▸ **SUPPLIED RECORDS**
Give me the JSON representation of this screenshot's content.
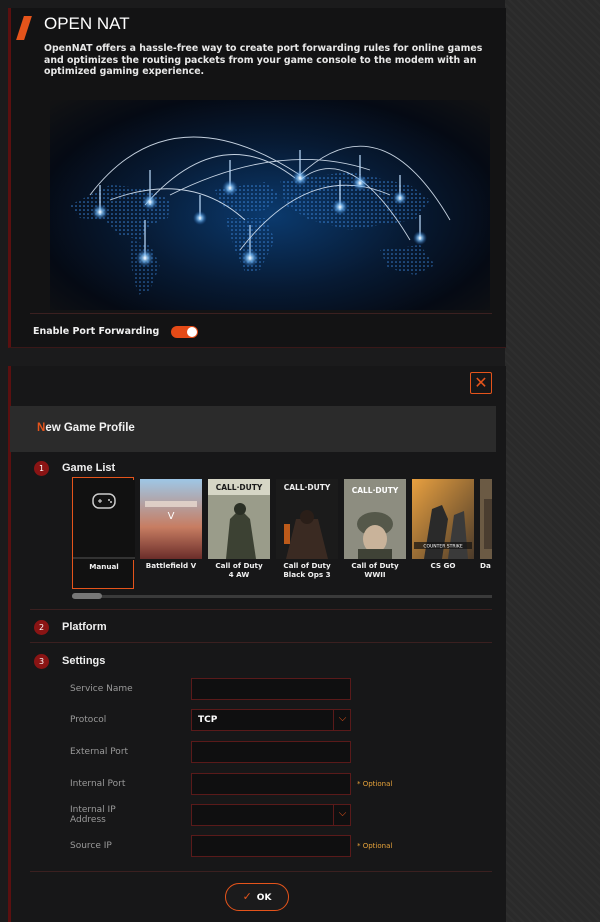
{
  "header": {
    "title": "OPEN NAT",
    "description": "OpenNAT offers a hassle-free way to create port forwarding rules for online games and optimizes the routing packets from your game console to the modem with an optimized gaming experience."
  },
  "port_forwarding": {
    "label": "Enable Port Forwarding",
    "enabled": true
  },
  "dialog": {
    "title_first_letter": "N",
    "title_rest": "ew Game Profile",
    "steps": [
      {
        "number": "1",
        "title": "Game List"
      },
      {
        "number": "2",
        "title": "Platform"
      },
      {
        "number": "3",
        "title": "Settings"
      }
    ],
    "games": [
      {
        "name": "Manual",
        "selected": true
      },
      {
        "name": "Battlefield V"
      },
      {
        "name": "Call of Duty\n4 AW"
      },
      {
        "name": "Call of Duty\nBlack Ops 3"
      },
      {
        "name": "Call of Duty\nWWII"
      },
      {
        "name": "CS GO"
      },
      {
        "name": "Da"
      }
    ],
    "settings": {
      "service_name_label": "Service Name",
      "service_name_value": "",
      "protocol_label": "Protocol",
      "protocol_value": "TCP",
      "external_port_label": "External Port",
      "external_port_value": "",
      "internal_port_label": "Internal Port",
      "internal_port_value": "",
      "internal_ip_label": "Internal IP Address",
      "internal_ip_value": "",
      "source_ip_label": "Source IP",
      "source_ip_value": "",
      "optional_text": "* Optional"
    },
    "ok_label": "OK",
    "close_icon": "close-icon"
  },
  "colors": {
    "accent": "#e5541b",
    "dark_red": "#8a1414",
    "optional": "#e5a23a"
  }
}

▸ **DO THIS**
Extract the text of all the records above verbatim, excluding pictures.

▸ **FINISHED ANSWER**
Give me the JSON representation of this screenshot's content.
{
  "header": {
    "title": "OPEN NAT",
    "description": "OpenNAT offers a hassle-free way to create port forwarding rules for online games and optimizes the routing packets from your game console to the modem with an optimized gaming experience."
  },
  "port_forwarding": {
    "label": "Enable Port Forwarding",
    "enabled": true
  },
  "dialog": {
    "title_first_letter": "N",
    "title_rest": "ew Game Profile",
    "steps": [
      {
        "number": "1",
        "title": "Game List"
      },
      {
        "number": "2",
        "title": "Platform"
      },
      {
        "number": "3",
        "title": "Settings"
      }
    ],
    "games": [
      {
        "name": "Manual",
        "selected": true
      },
      {
        "name": "Battlefield V"
      },
      {
        "name": "Call of Duty\n4 AW"
      },
      {
        "name": "Call of Duty\nBlack Ops 3"
      },
      {
        "name": "Call of Duty\nWWII"
      },
      {
        "name": "CS GO"
      },
      {
        "name": "Da"
      }
    ],
    "settings": {
      "service_name_label": "Service Name",
      "service_name_value": "",
      "protocol_label": "Protocol",
      "protocol_value": "TCP",
      "external_port_label": "External Port",
      "external_port_value": "",
      "internal_port_label": "Internal Port",
      "internal_port_value": "",
      "internal_ip_label": "Internal IP Address",
      "internal_ip_value": "",
      "source_ip_label": "Source IP",
      "source_ip_value": "",
      "optional_text": "* Optional"
    },
    "ok_label": "OK",
    "close_icon": "close-icon"
  },
  "colors": {
    "accent": "#e5541b",
    "dark_red": "#8a1414",
    "optional": "#e5a23a"
  }
}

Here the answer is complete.